=== RECORDS SHOWN ===
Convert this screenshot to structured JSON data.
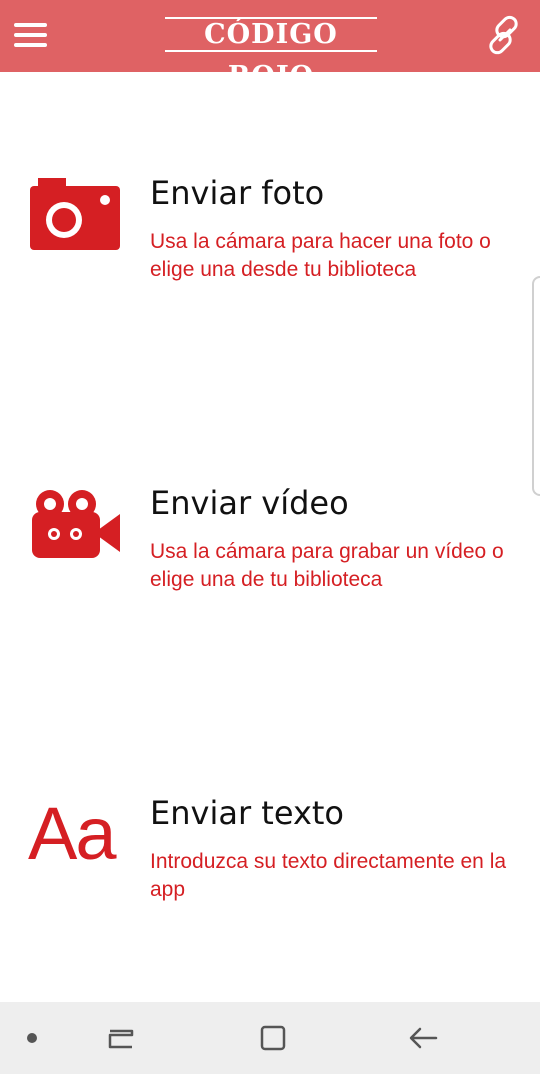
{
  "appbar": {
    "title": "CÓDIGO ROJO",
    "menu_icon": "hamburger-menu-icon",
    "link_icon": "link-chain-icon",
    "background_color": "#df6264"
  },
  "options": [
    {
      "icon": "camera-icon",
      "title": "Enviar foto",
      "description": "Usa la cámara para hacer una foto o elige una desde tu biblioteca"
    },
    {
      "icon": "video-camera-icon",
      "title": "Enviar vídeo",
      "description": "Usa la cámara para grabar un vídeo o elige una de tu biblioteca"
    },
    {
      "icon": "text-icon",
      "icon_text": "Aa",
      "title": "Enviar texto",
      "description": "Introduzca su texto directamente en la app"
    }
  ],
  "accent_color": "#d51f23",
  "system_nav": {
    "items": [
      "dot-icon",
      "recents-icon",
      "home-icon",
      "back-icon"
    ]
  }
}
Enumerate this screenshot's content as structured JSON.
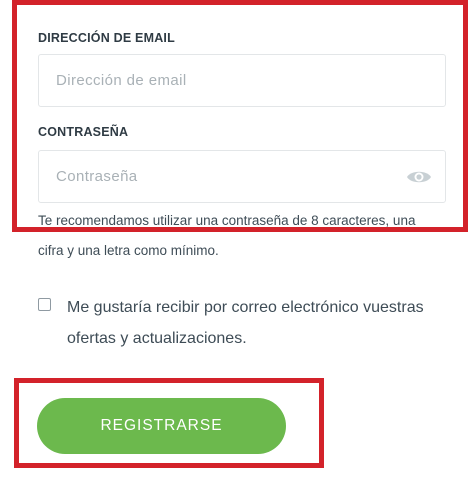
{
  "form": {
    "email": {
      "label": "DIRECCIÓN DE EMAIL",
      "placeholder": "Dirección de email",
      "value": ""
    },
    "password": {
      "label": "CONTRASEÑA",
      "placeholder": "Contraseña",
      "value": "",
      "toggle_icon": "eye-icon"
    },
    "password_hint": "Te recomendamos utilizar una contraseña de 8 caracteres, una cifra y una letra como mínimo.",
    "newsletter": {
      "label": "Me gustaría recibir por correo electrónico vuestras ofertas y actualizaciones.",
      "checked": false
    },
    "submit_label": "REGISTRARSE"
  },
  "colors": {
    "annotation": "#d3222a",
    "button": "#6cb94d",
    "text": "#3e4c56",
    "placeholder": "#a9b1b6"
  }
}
===
### EXERCISE TASK
In the listing above, how many lines hold the word "this"? Give the number and nothing more.

### ANSWER FOR THE TASK
2